▶ **YOUR INSTRUCTIONS**
Identify the lines in the data below that contain "true" and give only how many there are.

▶ **EXCERPTED DATA**
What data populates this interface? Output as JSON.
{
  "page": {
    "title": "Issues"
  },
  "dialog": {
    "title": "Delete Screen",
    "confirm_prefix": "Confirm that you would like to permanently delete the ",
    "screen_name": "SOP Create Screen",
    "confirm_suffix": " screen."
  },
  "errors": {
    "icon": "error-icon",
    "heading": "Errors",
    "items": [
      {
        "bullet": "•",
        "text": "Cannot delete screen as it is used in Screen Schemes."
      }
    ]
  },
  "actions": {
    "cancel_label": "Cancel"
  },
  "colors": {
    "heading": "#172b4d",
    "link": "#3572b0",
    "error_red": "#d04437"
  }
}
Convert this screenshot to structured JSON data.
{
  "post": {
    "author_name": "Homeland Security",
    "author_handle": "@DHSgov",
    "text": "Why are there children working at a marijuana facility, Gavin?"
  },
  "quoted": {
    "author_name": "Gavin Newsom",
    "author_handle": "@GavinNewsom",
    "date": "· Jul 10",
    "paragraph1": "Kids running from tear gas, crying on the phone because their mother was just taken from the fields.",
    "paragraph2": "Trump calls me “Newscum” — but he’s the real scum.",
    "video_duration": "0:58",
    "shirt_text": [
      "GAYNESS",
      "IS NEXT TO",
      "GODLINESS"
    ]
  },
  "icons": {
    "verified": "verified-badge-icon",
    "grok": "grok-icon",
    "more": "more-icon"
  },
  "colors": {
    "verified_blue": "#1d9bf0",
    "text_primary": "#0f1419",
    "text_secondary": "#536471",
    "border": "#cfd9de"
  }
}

--

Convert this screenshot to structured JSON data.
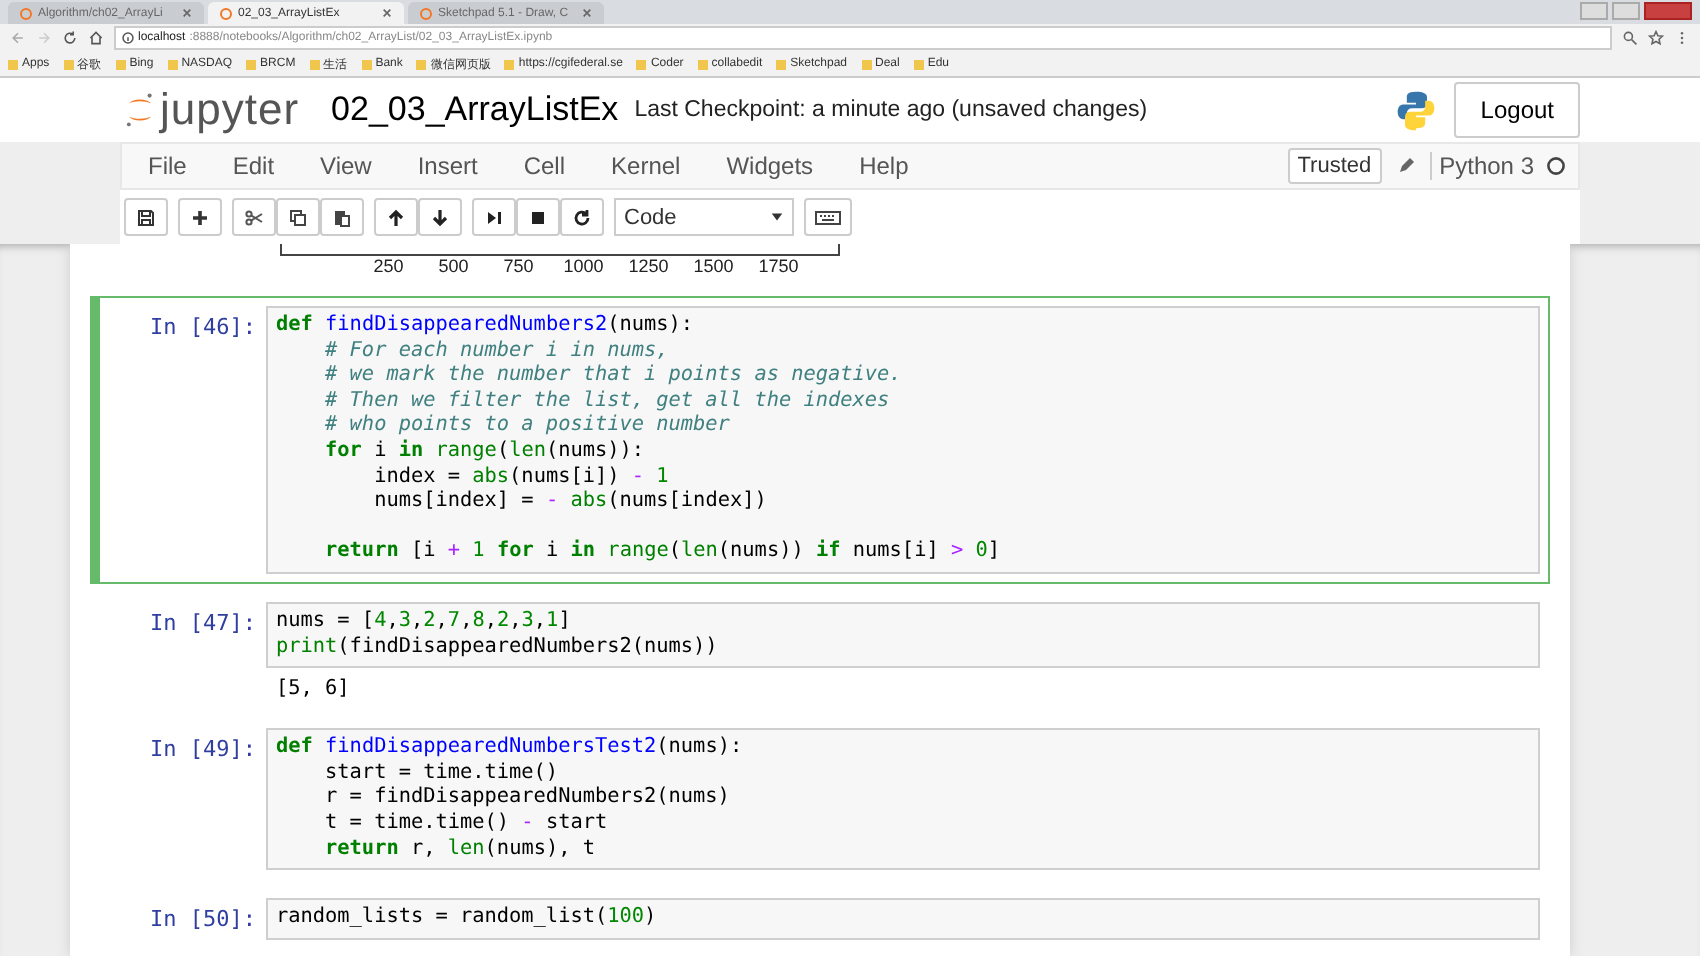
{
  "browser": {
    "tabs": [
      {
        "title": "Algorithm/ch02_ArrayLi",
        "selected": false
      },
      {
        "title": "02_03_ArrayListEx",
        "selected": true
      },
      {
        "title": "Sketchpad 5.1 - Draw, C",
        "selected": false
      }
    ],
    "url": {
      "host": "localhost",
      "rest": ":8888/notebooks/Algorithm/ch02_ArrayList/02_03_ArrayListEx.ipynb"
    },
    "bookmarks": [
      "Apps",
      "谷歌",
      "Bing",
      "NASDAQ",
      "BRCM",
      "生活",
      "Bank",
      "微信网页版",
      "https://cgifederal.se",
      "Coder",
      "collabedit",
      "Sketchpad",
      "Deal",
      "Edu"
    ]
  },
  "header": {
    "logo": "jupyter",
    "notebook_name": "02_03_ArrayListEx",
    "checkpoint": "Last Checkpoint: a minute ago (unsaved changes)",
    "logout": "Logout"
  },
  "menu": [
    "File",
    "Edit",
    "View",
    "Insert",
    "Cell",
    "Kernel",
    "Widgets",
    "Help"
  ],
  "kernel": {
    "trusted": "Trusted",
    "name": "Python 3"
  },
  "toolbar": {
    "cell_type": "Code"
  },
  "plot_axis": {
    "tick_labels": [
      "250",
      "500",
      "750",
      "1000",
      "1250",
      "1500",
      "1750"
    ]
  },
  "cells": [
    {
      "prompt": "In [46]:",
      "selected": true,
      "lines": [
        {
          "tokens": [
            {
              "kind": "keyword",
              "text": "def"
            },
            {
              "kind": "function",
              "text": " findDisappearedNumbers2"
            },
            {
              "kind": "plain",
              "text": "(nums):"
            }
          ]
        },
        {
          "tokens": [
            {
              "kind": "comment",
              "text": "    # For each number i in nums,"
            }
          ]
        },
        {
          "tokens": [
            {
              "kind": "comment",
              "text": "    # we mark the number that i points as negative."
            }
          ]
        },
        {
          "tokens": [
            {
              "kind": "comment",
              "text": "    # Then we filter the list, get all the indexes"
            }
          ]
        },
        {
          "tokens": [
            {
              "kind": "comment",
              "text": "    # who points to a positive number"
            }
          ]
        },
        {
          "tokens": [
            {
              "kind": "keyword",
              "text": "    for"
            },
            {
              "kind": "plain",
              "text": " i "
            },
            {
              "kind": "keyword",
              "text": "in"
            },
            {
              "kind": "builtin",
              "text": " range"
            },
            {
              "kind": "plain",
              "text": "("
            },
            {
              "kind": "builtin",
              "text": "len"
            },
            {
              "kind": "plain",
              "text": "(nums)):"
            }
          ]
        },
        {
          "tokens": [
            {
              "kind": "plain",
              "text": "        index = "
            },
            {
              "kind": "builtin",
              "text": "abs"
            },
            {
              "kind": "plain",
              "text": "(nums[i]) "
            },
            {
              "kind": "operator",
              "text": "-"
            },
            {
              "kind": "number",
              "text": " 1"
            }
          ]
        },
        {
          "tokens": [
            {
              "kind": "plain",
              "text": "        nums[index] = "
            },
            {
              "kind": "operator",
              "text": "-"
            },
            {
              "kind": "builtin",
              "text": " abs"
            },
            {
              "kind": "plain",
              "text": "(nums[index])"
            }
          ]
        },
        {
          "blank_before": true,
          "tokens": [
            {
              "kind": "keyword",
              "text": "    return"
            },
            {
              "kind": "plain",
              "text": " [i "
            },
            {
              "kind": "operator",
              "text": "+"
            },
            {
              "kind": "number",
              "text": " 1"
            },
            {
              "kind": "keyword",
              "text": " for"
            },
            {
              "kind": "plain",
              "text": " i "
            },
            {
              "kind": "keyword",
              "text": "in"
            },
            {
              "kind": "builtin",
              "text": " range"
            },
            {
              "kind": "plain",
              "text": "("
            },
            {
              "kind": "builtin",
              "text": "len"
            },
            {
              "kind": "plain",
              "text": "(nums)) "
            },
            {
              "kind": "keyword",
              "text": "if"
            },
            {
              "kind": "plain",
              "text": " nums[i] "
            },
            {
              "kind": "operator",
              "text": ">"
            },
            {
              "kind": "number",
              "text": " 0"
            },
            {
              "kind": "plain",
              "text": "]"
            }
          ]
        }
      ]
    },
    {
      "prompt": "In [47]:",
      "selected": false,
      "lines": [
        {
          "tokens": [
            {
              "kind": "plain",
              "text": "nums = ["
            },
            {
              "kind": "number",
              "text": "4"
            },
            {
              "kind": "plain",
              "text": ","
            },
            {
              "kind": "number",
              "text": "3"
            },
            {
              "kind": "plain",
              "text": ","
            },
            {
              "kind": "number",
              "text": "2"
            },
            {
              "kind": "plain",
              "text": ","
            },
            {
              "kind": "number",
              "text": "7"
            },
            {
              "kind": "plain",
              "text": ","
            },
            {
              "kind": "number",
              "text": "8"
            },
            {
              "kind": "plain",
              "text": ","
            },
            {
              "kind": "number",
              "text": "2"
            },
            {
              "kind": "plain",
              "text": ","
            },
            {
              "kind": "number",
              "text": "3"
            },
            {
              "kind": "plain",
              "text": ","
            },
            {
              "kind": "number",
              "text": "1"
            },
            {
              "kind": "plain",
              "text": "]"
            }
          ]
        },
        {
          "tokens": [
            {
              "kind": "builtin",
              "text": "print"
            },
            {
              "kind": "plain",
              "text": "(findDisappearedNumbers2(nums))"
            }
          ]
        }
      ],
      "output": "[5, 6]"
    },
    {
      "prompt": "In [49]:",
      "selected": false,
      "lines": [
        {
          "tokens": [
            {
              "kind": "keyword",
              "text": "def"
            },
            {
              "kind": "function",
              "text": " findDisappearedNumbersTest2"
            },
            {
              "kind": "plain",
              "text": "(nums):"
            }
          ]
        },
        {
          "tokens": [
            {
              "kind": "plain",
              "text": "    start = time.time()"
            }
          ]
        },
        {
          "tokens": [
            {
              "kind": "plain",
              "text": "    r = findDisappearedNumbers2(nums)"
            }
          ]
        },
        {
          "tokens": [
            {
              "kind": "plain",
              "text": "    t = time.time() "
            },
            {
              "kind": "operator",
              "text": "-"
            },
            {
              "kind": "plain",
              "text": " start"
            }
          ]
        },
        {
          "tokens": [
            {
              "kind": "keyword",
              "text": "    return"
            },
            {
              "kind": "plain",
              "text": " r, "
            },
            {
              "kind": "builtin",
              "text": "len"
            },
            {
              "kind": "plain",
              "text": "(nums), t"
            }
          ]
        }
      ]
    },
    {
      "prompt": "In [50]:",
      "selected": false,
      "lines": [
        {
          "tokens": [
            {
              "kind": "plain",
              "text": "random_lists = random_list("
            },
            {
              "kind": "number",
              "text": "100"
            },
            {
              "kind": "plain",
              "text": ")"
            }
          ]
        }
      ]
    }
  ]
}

▶ **ANSWER TO THE EXERCISE**
3